> Dataset entries:
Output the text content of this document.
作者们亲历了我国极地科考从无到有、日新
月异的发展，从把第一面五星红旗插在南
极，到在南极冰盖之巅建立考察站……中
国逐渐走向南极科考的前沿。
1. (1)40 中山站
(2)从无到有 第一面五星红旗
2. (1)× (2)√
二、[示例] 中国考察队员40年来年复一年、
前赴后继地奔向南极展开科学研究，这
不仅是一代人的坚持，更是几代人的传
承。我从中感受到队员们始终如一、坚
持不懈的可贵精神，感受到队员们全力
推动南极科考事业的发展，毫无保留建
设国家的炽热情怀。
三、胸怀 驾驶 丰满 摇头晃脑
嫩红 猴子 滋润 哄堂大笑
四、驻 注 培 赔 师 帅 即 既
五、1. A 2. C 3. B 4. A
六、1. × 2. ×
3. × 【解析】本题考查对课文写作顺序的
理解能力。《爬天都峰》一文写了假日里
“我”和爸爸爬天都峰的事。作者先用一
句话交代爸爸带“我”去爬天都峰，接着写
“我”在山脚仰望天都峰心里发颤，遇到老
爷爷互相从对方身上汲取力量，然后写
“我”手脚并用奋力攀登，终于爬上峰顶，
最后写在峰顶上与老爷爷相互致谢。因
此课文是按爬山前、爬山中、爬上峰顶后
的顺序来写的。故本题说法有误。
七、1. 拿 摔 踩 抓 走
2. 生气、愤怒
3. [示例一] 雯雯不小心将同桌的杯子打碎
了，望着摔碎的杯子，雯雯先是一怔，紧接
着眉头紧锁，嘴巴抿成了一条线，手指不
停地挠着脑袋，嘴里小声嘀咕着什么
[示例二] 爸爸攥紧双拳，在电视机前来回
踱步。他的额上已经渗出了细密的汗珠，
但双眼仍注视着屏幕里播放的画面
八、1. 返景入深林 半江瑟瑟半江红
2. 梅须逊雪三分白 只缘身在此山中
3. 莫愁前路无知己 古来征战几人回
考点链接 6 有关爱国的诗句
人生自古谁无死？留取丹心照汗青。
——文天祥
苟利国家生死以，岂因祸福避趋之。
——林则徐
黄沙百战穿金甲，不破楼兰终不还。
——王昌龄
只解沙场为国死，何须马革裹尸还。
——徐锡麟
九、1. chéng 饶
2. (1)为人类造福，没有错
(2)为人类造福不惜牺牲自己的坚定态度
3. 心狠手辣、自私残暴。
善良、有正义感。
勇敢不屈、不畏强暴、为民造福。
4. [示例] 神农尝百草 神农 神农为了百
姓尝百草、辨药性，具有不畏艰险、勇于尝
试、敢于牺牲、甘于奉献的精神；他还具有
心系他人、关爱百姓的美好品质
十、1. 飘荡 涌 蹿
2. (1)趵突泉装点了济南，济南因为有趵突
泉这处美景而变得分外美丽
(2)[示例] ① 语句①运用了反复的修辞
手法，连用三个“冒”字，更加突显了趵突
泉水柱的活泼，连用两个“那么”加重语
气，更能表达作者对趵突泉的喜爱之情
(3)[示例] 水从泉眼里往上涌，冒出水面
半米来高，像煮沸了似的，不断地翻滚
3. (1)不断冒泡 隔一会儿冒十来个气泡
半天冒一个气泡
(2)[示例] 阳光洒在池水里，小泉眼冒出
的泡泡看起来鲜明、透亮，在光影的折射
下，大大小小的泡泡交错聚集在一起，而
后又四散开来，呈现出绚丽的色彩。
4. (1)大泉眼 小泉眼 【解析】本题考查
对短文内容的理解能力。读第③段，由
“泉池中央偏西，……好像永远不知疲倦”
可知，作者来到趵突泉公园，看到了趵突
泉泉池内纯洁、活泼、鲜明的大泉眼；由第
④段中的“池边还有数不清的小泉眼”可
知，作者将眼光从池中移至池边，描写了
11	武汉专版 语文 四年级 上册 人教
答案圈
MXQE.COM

> Task requirements: Transcribe the entire listing above precisely.

> Task solution:
Output the text content of this document.
作者们亲历了我国极地科考从无到有、日新
月异的发展，从把第一面五星红旗插在南
极，到在南极冰盖之巅建立考察站……中
国逐渐走向南极科考的前沿。
1. (1)40 中山站
(2)从无到有 第一面五星红旗
2. (1)× (2)√
二、[示例] 中国考察队员40年来年复一年、
前赴后继地奔向南极展开科学研究，这
不仅是一代人的坚持，更是几代人的传
承。我从中感受到队员们始终如一、坚
持不懈的可贵精神，感受到队员们全力
推动南极科考事业的发展，毫无保留建
设国家的炽热情怀。
三、胸怀 驾驶 丰满 摇头晃脑
嫩红 猴子 滋润 哄堂大笑
四、驻 注 培 赔 师 帅 即 既
五、1. A 2. C 3. B 4. A
六、1. × 2. ×
3. × 【解析】本题考查对课文写作顺序的
理解能力。《爬天都峰》一文写了假日里
“我”和爸爸爬天都峰的事。作者先用一
句话交代爸爸带“我”去爬天都峰，接着写
“我”在山脚仰望天都峰心里发颤，遇到老
爷爷互相从对方身上汲取力量，然后写
“我”手脚并用奋力攀登，终于爬上峰顶，
最后写在峰顶上与老爷爷相互致谢。因
此课文是按爬山前、爬山中、爬上峰顶后
的顺序来写的。故本题说法有误。
七、1. 拿 摔 踩 抓 走
2. 生气、愤怒
3. [示例一] 雯雯不小心将同桌的杯子打碎
了，望着摔碎的杯子，雯雯先是一怔，紧接
着眉头紧锁，嘴巴抿成了一条线，手指不
停地挠着脑袋，嘴里小声嘀咕着什么
[示例二] 爸爸攥紧双拳，在电视机前来回
踱步。他的额上已经渗出了细密的汗珠，
但双眼仍注视着屏幕里播放的画面
八、1. 返景入深林 半江瑟瑟半江红
2. 梅须逊雪三分白 只缘身在此山中
3. 莫愁前路无知己 古来征战几人回
考点链接 6 有关爱国的诗句
人生自古谁无死？留取丹心照汗青。
——文天祥
苟利国家生死以，岂因祸福避趋之。
——林则徐
黄沙百战穿金甲，不破楼兰终不还。
——王昌龄
只解沙场为国死，何须马革裹尸还。
——徐锡麟
九、1. chéng 饶
2. (1)为人类造福，没有错
(2)为人类造福不惜牺牲自己的坚定态度
3. 心狠手辣、自私残暴。
善良、有正义感。
勇敢不屈、不畏强暴、为民造福。
4. [示例] 神农尝百草 神农 神农为了百
姓尝百草、辨药性，具有不畏艰险、勇于尝
试、敢于牺牲、甘于奉献的精神；他还具有
心系他人、关爱百姓的美好品质
十、1. 飘荡 涌 蹿
2. (1)趵突泉装点了济南，济南因为有趵突
泉这处美景而变得分外美丽
(2)[示例] ① 语句①运用了反复的修辞
手法，连用三个“冒”字，更加突显了趵突
泉水柱的活泼，连用两个“那么”加重语
气，更能表达作者对趵突泉的喜爱之情
(3)[示例] 水从泉眼里往上涌，冒出水面
半米来高，像煮沸了似的，不断地翻滚
3. (1)不断冒泡 隔一会儿冒十来个气泡
半天冒一个气泡
(2)[示例] 阳光洒在池水里，小泉眼冒出
的泡泡看起来鲜明、透亮，在光影的折射
下，大大小小的泡泡交错聚集在一起，而
后又四散开来，呈现出绚丽的色彩。
4. (1)大泉眼 小泉眼 【解析】本题考查
对短文内容的理解能力。读第③段，由
“泉池中央偏西，……好像永远不知疲倦”
可知，作者来到趵突泉公园，看到了趵突
泉泉池内纯洁、活泼、鲜明的大泉眼；由第
④段中的“池边还有数不清的小泉眼”可
知，作者将眼光从池中移至池边，描写了
11	武汉专版 语文 四年级 上册 人教
答案圈
MXQE.COM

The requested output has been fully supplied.